Short task.
Sort through the data and copy the lines holding the word "sprawie".

Recorded data
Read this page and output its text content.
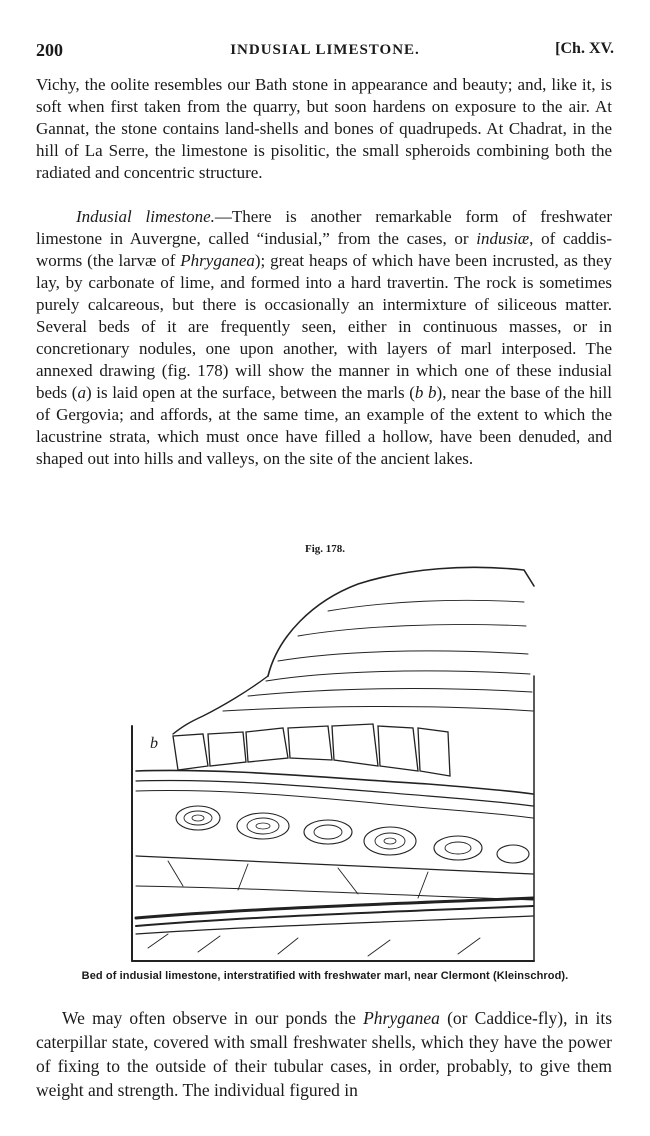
200	INDUSIAL LIMESTONE.	[Ch. XV.

Vichy, the oolite resembles our Bath stone in appearance and beauty; and, like it, is soft when first taken from the quarry, but soon hardens on exposure to the air. At Gannat, the stone contains land-shells and bones of quadrupeds. At Chadrat, in the hill of La Serre, the limestone is pisolitic, the small spheroids combining both the radiated and concentric structure.

Indusial limestone.—There is another remarkable form of freshwater limestone in Auvergne, called “indusial,” from the cases, or indusiæ, of caddis-worms (the larvæ of Phryganea); great heaps of which have been incrusted, as they lay, by carbonate of lime, and formed into a hard travertin. The rock is sometimes purely calcareous, but there is occasionally an intermixture of siliceous matter. Several beds of it are frequently seen, either in continuous masses, or in concretionary nodules, one upon another, with layers of marl interposed. The annexed drawing (fig. 178) will show the manner in which one of these indusial beds (a) is laid open at the surface, between the marls (b b), near the base of the hill of Gergovia; and affords, at the same time, an example of the extent to which the lacustrine strata, which must once have filled a hollow, have been denuded, and shaped out into hills and valleys, on the site of the ancient lakes.

Fig. 178.
b
Bed of indusial limestone, interstratified with freshwater marl, near Clermont (Kleinschrod).

We may often observe in our ponds the Phryganea (or Caddice-fly), in its caterpillar state, covered with small freshwater shells, which they have the power of fixing to the outside of their tubular cases, in order, probably, to give them weight and strength. The individual figured in
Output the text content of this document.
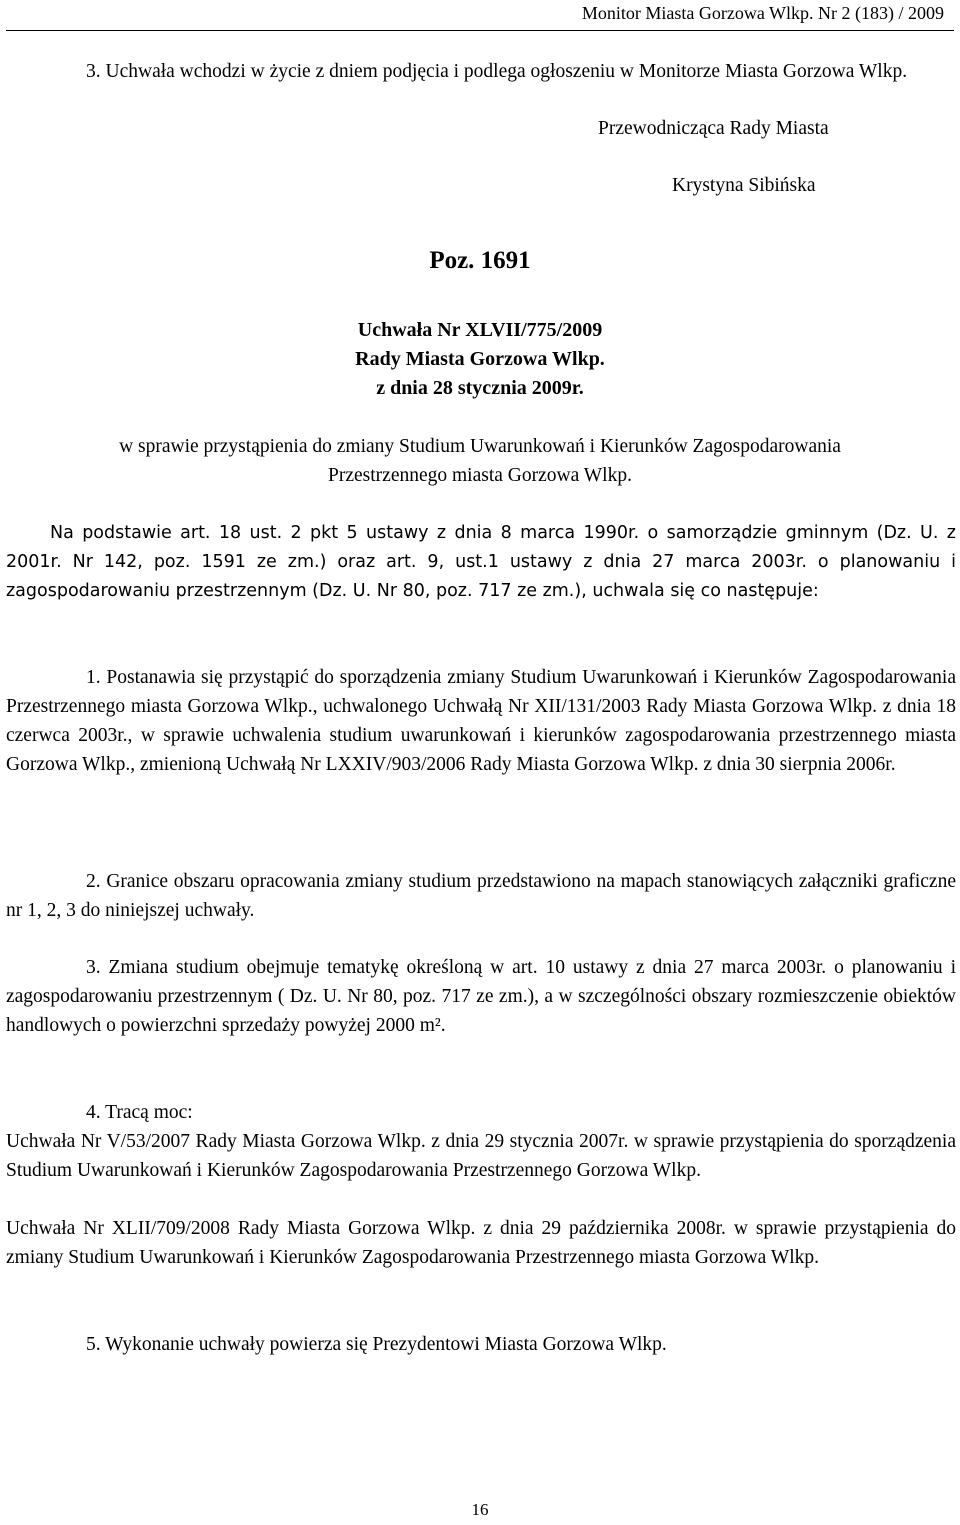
Monitor Miasta Gorzowa Wlkp. Nr 2 (183) / 2009
3. Uchwała wchodzi w życie z dniem podjęcia i podlega ogłoszeniu w Monitorze Miasta Gorzowa Wlkp.
Przewodnicząca Rady Miasta
Krystyna Sibińska
Poz. 1691
Uchwała Nr XLVII/775/2009
Rady Miasta Gorzowa Wlkp.
z dnia 28 stycznia 2009r.
w sprawie przystąpienia do zmiany Studium Uwarunkowań i Kierunków Zagospodarowania
Przestrzennego miasta Gorzowa Wlkp.
Na podstawie art. 18 ust. 2 pkt 5 ustawy z dnia 8 marca 1990r. o samorządzie gminnym (Dz. U. z 2001r. Nr 142, poz. 1591 ze zm.) oraz art. 9, ust.1 ustawy z dnia 27 marca 2003r. o planowaniu i zagospodarowaniu przestrzennym (Dz. U. Nr 80, poz. 717 ze zm.), uchwala się co następuje:
1. Postanawia się przystąpić do sporządzenia zmiany Studium Uwarunkowań i Kierunków Zagospodarowania Przestrzennego miasta Gorzowa Wlkp., uchwalonego Uchwałą Nr XII/131/2003 Rady Miasta Gorzowa Wlkp. z dnia 18 czerwca 2003r., w sprawie uchwalenia studium uwarunkowań i kierunków zagospodarowania przestrzennego miasta Gorzowa Wlkp., zmienioną Uchwałą Nr LXXIV/903/2006 Rady Miasta Gorzowa Wlkp. z dnia 30 sierpnia 2006r.
2. Granice obszaru opracowania zmiany studium przedstawiono na mapach stanowiących załączniki graficzne nr 1, 2, 3 do niniejszej uchwały.
3. Zmiana studium obejmuje tematykę określoną w art. 10 ustawy z dnia 27 marca 2003r. o planowaniu i zagospodarowaniu przestrzennym ( Dz. U. Nr 80, poz. 717 ze zm.), a w szczególności obszary rozmieszczenie obiektów handlowych o powierzchni sprzedaży powyżej 2000 m².
4. Tracą moc:
Uchwała Nr V/53/2007 Rady Miasta Gorzowa Wlkp. z dnia 29 stycznia 2007r. w sprawie przystąpienia do sporządzenia Studium Uwarunkowań i Kierunków Zagospodarowania Przestrzennego Gorzowa Wlkp.
Uchwała Nr XLII/709/2008 Rady Miasta Gorzowa Wlkp. z dnia 29 października 2008r. w sprawie przystąpienia do zmiany Studium Uwarunkowań i Kierunków Zagospodarowania Przestrzennego miasta Gorzowa Wlkp.
5. Wykonanie uchwały powierza się Prezydentowi Miasta Gorzowa Wlkp.
16
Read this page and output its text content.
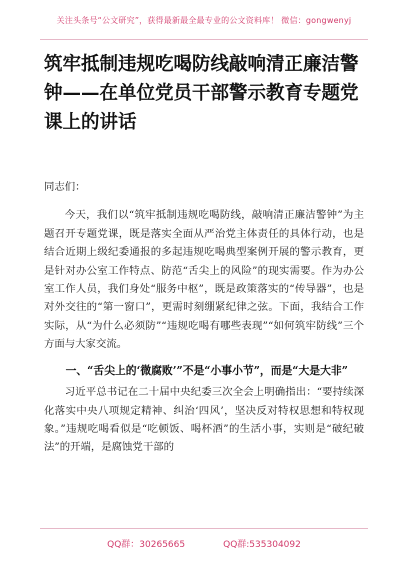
关注头条号“公文研究”，获得最新最全最专业的公文资料库！ 微信：gongwenyj
筑牢抵制违规吃喝防线敲响清正廉洁警钟——在单位党员干部警示教育专题党课上的讲话

同志们：

今天，我们以“筑牢抵制违规吃喝防线，敲响清正廉洁警钟”为主题召开专题党课，既是落实全面从严治党主体责任的具体行动，也是结合近期上级纪委通报的多起违规吃喝典型案例开展的警示教育，更是针对办公室工作特点、防范“舌尖上的风险”的现实需要。作为办公室工作人员，我们身处“服务中枢”，既是政策落实的“传导器”，也是对外交往的“第一窗口”，更需时刻绷紧纪律之弦。下面，我结合工作实际，从“为什么必须防”“违规吃喝有哪些表现”“如何筑牢防线”三个方面与大家交流。

一、“舌尖上的‘微腐败’”不是“小事小节”，而是“大是大非”

习近平总书记在二十届中央纪委三次全会上明确指出：“要持续深化落实中央八项规定精神、纠治‘四风’，坚决反对特权思想和特权现象。”违规吃喝看似是“吃顿饭、喝杯酒”的生活小事，实则是“破纪破法”的开端，是腐蚀党干部的

QQ群：30265665	QQ群:535304092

Exercise response.
w sprawie przystąpienia do zmiany Studium Uwarunkowań i Kierunków Zagospodarowania
1. Postanawia się przystąpić do sporządzenia zmiany Studium Uwarunkowań i Kierunków Zagospodarowania Przestrzennego miasta Gorzowa Wlkp., uchwalonego Uchwałą Nr XII/131/2003 Rady Miasta Gorzowa Wlkp. z dnia 18 czerwca 2003r., w sprawie uchwalenia studium uwarunkowań i kierunków zagospodarowania przestrzennego miasta Gorzowa Wlkp., zmienioną Uchwałą Nr LXXIV/903/2006 Rady Miasta Gorzowa Wlkp. z dnia 30 sierpnia 2006r.
Uchwała Nr V/53/2007 Rady Miasta Gorzowa Wlkp. z dnia 29 stycznia 2007r. w sprawie przystąpienia do sporządzenia Studium Uwarunkowań i Kierunków Zagospodarowania Przestrzennego Gorzowa Wlkp.
Uchwała Nr XLII/709/2008 Rady Miasta Gorzowa Wlkp. z dnia 29 października 2008r. w sprawie przystąpienia do zmiany Studium Uwarunkowań i Kierunków Zagospodarowania Przestrzennego miasta Gorzowa Wlkp.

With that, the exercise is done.